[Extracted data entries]
•••••

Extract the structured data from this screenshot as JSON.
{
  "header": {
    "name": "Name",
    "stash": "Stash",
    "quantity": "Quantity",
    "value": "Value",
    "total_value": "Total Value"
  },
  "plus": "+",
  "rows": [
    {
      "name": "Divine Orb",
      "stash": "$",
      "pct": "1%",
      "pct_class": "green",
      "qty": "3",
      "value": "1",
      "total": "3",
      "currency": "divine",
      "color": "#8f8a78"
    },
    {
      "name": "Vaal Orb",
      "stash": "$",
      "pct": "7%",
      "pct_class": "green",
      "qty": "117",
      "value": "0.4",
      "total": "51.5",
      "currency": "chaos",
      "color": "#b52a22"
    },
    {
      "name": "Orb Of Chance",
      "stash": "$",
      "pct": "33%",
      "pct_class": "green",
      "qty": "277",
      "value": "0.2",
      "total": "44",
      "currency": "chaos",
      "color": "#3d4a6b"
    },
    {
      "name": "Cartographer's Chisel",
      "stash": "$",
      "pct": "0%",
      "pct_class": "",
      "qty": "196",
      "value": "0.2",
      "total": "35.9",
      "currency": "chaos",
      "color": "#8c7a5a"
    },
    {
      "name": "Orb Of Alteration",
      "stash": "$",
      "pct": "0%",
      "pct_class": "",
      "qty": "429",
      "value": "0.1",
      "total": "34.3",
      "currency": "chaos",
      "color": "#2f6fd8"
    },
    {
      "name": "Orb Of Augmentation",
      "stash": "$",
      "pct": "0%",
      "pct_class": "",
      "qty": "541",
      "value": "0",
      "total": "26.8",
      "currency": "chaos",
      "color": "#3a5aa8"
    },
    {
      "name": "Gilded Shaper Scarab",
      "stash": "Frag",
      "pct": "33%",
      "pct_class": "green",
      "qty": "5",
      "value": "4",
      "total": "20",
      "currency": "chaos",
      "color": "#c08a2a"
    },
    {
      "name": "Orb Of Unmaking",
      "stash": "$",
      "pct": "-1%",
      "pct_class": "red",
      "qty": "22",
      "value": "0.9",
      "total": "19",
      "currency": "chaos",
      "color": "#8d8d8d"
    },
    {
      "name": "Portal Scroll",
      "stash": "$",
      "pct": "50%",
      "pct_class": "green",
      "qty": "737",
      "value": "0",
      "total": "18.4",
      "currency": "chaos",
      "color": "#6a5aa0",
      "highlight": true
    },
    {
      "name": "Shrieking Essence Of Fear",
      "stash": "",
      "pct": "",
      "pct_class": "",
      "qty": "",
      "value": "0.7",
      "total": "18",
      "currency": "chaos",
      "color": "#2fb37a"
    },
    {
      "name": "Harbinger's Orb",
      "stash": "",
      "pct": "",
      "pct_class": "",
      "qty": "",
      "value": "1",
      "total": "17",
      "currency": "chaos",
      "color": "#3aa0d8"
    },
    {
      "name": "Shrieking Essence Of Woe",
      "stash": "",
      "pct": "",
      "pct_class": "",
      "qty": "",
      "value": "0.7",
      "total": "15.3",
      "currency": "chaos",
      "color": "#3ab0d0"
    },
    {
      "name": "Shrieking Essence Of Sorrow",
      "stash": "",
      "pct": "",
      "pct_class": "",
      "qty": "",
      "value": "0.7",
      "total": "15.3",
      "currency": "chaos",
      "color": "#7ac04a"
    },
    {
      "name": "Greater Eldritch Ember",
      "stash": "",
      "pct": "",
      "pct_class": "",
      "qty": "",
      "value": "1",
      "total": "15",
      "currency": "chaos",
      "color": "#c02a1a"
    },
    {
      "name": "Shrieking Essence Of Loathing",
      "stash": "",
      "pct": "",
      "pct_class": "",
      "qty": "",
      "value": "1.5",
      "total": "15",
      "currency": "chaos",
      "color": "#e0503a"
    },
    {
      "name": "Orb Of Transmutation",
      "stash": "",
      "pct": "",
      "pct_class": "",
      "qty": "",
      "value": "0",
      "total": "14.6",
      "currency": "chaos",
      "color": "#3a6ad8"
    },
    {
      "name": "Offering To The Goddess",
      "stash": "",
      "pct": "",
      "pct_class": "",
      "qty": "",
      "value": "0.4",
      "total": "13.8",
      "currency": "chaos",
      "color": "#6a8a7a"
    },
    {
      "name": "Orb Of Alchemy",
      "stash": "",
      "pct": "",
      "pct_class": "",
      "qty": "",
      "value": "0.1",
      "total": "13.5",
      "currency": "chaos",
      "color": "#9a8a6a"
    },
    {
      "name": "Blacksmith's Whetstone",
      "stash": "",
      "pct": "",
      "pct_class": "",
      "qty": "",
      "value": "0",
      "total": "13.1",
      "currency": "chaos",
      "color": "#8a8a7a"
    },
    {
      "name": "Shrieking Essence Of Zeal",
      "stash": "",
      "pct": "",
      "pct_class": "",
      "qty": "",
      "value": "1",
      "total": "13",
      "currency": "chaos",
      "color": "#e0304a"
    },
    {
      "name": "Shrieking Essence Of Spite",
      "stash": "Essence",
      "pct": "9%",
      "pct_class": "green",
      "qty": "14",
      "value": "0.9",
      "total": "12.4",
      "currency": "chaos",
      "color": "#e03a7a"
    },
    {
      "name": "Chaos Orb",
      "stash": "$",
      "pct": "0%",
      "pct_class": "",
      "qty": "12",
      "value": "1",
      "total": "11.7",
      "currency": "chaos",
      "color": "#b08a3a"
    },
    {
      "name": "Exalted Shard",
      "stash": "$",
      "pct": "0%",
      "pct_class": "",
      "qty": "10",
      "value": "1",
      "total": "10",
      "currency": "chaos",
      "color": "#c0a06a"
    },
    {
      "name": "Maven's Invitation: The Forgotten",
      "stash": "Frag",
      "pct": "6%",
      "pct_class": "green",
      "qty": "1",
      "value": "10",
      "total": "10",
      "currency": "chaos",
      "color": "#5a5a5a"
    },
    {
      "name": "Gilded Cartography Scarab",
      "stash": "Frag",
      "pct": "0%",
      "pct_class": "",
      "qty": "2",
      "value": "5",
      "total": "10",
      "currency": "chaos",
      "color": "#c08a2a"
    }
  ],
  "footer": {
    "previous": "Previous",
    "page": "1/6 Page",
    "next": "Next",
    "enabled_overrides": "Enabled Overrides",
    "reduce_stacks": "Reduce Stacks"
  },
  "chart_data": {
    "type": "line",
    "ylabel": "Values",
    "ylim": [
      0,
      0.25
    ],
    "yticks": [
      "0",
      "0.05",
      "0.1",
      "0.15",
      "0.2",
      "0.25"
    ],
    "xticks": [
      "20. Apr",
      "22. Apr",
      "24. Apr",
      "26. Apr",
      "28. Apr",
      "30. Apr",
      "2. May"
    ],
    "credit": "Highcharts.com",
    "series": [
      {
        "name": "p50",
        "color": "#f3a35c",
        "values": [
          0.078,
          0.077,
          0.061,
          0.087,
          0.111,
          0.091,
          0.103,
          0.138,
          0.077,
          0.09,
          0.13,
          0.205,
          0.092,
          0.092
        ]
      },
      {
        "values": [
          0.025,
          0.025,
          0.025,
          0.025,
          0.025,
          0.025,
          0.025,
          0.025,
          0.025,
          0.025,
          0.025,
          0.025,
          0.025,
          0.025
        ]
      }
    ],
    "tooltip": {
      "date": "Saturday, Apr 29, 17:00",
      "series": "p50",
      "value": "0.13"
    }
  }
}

•••••

- _Task statement_: Copy all lines from the material that hold "Gilded".

- _Written reply_:
      "name": "Gilded Shaper Scarab",
      "name": "Gilded Cartography Scarab",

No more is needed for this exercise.